>> Start Record list

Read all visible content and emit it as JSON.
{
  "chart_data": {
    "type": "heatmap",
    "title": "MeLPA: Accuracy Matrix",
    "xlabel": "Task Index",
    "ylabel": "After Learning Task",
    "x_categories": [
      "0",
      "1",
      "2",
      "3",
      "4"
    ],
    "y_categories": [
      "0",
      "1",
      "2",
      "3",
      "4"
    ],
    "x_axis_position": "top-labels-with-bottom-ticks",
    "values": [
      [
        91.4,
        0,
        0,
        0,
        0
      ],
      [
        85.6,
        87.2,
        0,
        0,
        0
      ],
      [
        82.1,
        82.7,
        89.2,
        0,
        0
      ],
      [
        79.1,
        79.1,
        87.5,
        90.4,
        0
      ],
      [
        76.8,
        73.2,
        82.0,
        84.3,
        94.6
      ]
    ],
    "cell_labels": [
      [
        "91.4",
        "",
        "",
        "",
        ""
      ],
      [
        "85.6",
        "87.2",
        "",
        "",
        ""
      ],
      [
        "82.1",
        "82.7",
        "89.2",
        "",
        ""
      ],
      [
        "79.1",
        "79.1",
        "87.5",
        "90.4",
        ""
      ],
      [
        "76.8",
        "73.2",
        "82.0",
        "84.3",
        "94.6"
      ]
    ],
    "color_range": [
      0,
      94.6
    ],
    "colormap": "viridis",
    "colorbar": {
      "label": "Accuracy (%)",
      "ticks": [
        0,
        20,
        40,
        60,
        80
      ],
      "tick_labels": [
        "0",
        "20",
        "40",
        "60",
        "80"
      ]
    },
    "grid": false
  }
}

>> End Record list

> _Given instruction_:
Reproduce the listing in full. Keep it exactly as written.

> _Output of the task_:
Read all visible content and emit it as JSON.
{
  "chart_data": {
    "type": "heatmap",
    "title": "MeLPA: Accuracy Matrix",
    "xlabel": "Task Index",
    "ylabel": "After Learning Task",
    "x_categories": [
      "0",
      "1",
      "2",
      "3",
      "4"
    ],
    "y_categories": [
      "0",
      "1",
      "2",
      "3",
      "4"
    ],
    "x_axis_position": "top-labels-with-bottom-ticks",
    "values": [
      [
        91.4,
        0,
        0,
        0,
        0
      ],
      [
        85.6,
        87.2,
        0,
        0,
        0
      ],
      [
        82.1,
        82.7,
        89.2,
        0,
        0
      ],
      [
        79.1,
        79.1,
        87.5,
        90.4,
        0
      ],
      [
        76.8,
        73.2,
        82.0,
        84.3,
        94.6
      ]
    ],
    "cell_labels": [
      [
        "91.4",
        "",
        "",
        "",
        ""
      ],
      [
        "85.6",
        "87.2",
        "",
        "",
        ""
      ],
      [
        "82.1",
        "82.7",
        "89.2",
        "",
        ""
      ],
      [
        "79.1",
        "79.1",
        "87.5",
        "90.4",
        ""
      ],
      [
        "76.8",
        "73.2",
        "82.0",
        "84.3",
        "94.6"
      ]
    ],
    "color_range": [
      0,
      94.6
    ],
    "colormap": "viridis",
    "colorbar": {
      "label": "Accuracy (%)",
      "ticks": [
        0,
        20,
        40,
        60,
        80
      ],
      "tick_labels": [
        "0",
        "20",
        "40",
        "60",
        "80"
      ]
    },
    "grid": false
  }
}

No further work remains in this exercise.